### THE TASK
Identify all lines in the listing that include the word "envelope", and copy them out.

[Stored data]
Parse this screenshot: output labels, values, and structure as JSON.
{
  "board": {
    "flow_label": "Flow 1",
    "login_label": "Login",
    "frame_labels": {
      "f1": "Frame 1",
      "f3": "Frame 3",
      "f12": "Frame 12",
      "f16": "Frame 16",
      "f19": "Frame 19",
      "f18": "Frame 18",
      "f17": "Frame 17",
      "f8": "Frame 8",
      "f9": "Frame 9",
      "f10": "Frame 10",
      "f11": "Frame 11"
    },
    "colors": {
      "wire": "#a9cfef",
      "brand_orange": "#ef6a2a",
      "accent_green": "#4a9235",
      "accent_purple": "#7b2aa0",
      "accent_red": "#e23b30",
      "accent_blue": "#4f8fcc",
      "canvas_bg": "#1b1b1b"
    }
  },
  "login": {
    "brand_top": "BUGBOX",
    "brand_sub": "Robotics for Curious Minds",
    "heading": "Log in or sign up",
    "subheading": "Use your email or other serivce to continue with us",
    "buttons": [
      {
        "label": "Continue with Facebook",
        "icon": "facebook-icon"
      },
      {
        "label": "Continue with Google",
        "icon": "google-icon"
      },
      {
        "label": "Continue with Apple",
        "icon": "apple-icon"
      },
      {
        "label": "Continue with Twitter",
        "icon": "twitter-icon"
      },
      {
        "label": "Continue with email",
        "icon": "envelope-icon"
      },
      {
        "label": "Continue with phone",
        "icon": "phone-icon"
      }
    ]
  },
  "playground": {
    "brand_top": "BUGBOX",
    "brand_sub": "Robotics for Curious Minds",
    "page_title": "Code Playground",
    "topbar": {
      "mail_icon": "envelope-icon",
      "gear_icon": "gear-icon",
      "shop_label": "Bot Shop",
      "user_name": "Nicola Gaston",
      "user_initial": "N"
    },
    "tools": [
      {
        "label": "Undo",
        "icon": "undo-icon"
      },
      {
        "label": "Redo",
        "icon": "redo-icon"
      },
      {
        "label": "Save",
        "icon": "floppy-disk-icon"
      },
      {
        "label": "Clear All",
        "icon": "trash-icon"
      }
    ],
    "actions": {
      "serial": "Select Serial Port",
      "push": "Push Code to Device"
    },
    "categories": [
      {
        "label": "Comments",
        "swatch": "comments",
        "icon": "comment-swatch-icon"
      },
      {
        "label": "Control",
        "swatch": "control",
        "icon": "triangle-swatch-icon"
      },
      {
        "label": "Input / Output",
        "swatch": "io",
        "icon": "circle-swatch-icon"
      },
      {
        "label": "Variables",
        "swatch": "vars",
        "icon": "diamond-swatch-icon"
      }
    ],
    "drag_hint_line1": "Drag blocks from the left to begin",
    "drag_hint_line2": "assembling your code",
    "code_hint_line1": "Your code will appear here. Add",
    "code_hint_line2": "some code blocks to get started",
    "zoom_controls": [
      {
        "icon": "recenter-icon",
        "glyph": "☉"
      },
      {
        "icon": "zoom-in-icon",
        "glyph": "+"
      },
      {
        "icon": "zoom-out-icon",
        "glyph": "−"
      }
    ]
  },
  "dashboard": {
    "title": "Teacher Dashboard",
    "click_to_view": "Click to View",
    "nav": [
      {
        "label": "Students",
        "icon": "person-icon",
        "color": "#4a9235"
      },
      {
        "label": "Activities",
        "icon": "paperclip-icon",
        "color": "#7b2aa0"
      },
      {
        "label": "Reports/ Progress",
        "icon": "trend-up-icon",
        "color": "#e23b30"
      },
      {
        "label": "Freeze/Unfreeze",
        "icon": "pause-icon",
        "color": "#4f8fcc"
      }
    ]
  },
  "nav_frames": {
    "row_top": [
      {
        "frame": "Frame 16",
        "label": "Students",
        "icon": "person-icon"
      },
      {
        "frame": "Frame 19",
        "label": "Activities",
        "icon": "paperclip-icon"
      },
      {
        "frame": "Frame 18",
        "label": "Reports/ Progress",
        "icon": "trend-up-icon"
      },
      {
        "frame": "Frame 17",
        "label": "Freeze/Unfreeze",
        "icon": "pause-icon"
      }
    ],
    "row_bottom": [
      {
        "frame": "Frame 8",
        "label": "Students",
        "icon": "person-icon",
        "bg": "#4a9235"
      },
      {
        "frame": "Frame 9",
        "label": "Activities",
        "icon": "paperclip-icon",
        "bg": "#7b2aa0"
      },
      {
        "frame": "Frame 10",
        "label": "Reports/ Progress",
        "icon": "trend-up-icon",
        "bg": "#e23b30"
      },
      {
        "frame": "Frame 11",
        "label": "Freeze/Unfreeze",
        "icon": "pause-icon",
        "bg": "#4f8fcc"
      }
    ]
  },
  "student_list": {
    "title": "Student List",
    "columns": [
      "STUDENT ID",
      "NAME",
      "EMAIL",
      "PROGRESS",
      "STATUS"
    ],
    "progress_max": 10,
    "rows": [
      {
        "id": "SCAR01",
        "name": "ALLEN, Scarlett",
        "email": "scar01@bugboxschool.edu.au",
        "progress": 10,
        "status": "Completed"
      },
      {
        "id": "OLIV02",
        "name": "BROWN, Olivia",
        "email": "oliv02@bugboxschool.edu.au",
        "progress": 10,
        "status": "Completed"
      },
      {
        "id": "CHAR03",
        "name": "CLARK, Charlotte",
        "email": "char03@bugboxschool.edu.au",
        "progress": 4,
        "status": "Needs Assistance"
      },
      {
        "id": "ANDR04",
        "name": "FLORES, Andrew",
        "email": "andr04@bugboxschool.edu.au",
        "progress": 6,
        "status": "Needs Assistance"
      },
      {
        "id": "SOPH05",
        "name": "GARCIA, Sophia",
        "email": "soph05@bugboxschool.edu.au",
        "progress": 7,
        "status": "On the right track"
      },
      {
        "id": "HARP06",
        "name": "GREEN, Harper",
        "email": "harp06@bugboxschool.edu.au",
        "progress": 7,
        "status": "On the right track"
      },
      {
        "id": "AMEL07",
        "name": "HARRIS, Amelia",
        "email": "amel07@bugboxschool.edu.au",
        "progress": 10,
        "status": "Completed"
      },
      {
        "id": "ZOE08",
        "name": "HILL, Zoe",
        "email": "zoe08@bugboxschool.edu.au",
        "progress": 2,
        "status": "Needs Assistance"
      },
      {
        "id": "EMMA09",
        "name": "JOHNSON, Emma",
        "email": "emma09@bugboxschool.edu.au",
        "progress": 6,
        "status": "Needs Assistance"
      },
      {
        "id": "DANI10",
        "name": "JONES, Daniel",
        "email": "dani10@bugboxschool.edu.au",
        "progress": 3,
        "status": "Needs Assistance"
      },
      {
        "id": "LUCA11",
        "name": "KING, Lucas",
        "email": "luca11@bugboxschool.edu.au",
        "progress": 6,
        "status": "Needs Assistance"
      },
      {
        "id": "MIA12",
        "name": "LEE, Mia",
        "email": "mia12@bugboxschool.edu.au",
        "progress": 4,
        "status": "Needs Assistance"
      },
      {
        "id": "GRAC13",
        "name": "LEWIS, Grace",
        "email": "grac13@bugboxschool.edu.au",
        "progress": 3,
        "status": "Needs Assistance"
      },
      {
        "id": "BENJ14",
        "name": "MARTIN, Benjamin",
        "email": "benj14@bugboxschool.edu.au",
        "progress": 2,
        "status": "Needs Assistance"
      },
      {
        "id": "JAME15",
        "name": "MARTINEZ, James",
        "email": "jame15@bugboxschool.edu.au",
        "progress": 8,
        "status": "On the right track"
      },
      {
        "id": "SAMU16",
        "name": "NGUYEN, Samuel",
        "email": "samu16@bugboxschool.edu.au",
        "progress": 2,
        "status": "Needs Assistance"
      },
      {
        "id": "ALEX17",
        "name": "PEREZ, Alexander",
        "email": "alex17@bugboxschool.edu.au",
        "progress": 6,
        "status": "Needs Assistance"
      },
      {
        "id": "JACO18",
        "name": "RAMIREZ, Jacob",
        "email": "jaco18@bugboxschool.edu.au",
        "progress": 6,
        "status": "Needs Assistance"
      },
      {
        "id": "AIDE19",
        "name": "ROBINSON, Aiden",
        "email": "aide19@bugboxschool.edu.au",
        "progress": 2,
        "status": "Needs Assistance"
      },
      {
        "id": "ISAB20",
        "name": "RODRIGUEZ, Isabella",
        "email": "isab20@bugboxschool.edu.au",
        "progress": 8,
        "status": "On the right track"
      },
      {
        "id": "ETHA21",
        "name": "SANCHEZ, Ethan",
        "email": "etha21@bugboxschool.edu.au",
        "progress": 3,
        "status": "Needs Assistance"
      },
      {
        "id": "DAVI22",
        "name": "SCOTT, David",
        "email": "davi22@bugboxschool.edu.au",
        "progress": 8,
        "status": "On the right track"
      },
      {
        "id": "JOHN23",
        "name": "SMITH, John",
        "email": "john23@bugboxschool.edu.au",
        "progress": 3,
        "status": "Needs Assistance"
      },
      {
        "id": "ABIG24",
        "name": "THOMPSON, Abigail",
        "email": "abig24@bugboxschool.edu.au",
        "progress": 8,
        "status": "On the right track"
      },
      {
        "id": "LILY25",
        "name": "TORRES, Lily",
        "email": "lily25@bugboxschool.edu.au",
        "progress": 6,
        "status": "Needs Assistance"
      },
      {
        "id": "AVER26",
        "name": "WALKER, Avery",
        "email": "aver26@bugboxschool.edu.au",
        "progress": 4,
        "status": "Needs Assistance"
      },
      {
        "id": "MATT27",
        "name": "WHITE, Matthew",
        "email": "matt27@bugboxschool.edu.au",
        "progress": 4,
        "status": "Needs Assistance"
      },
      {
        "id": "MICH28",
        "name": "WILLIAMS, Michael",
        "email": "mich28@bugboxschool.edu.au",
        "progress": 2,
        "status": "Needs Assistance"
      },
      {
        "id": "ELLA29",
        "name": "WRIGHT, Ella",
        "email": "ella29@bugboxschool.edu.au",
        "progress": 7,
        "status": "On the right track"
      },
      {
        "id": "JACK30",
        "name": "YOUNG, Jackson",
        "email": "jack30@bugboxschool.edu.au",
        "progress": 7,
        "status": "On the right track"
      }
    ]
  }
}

### RESPONSE TO THE EXERCISE
        "icon": "envelope-icon"
      "mail_icon": "envelope-icon",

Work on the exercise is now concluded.